* **Task requirements**:
Go through the entries below and copy each line containing the word "Risa".

* **Exercise inputs**:

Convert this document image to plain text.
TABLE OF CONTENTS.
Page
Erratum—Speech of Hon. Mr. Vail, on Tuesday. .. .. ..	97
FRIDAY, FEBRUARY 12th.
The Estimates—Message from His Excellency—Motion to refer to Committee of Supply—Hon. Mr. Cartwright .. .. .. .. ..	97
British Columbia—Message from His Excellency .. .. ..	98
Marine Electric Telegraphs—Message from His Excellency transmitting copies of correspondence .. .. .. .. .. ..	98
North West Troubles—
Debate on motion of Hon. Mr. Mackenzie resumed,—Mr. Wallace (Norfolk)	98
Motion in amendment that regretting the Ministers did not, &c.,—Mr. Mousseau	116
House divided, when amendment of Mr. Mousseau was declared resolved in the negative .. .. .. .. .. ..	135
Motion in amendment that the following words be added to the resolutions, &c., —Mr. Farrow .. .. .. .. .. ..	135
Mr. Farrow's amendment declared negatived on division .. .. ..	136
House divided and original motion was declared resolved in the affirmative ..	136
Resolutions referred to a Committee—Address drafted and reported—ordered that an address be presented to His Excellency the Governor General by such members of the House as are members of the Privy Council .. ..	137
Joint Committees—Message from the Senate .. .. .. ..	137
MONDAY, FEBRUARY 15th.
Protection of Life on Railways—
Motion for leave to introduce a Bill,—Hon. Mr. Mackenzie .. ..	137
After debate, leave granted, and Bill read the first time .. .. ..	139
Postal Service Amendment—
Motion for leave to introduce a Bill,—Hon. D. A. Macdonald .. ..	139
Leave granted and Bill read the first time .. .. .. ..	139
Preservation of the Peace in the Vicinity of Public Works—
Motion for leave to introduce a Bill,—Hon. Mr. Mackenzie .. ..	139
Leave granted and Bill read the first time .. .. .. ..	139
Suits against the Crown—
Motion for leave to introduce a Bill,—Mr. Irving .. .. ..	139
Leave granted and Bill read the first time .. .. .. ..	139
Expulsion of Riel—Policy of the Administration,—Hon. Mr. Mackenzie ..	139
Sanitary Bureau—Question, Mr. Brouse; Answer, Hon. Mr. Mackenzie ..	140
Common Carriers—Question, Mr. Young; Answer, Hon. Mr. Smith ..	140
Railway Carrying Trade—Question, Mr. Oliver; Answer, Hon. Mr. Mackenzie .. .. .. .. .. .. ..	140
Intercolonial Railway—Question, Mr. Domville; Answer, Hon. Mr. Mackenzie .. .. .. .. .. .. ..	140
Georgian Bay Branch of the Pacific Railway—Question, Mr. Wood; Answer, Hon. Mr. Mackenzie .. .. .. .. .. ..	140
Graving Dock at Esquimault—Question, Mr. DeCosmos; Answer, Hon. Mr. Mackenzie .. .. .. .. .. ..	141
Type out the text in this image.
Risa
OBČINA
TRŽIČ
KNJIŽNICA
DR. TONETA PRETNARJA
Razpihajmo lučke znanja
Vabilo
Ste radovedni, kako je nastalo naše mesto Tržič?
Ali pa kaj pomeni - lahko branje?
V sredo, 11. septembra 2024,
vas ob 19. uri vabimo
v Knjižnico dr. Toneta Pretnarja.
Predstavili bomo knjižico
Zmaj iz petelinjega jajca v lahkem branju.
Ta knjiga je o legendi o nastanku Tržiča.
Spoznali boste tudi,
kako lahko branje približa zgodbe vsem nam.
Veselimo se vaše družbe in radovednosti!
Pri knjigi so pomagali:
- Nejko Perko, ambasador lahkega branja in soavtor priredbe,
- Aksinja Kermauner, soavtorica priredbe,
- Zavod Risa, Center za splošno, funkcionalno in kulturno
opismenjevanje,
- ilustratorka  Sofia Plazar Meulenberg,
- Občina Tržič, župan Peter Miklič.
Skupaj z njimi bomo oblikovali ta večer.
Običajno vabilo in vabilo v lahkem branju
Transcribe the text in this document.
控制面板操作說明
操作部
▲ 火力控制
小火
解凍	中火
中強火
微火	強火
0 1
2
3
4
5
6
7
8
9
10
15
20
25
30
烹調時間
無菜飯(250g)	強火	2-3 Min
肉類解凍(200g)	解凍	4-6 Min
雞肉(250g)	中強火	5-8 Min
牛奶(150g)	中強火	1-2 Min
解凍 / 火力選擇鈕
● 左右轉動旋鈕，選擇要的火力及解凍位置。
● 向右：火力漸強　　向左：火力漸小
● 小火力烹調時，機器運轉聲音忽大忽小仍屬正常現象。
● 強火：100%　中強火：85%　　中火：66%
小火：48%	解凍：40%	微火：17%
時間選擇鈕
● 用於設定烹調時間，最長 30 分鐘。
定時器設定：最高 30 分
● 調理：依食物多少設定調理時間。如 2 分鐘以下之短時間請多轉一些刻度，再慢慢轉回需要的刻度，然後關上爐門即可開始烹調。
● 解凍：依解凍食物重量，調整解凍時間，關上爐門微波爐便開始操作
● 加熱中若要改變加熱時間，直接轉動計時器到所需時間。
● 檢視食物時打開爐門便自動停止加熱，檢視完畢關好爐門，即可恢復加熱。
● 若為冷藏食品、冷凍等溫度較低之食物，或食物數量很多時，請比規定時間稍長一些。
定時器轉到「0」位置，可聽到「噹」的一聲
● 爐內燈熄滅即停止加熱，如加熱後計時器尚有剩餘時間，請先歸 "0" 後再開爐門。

* **Result**:
Risa
- Zavod Risa, Center za splošno, funkcionalno in kulturno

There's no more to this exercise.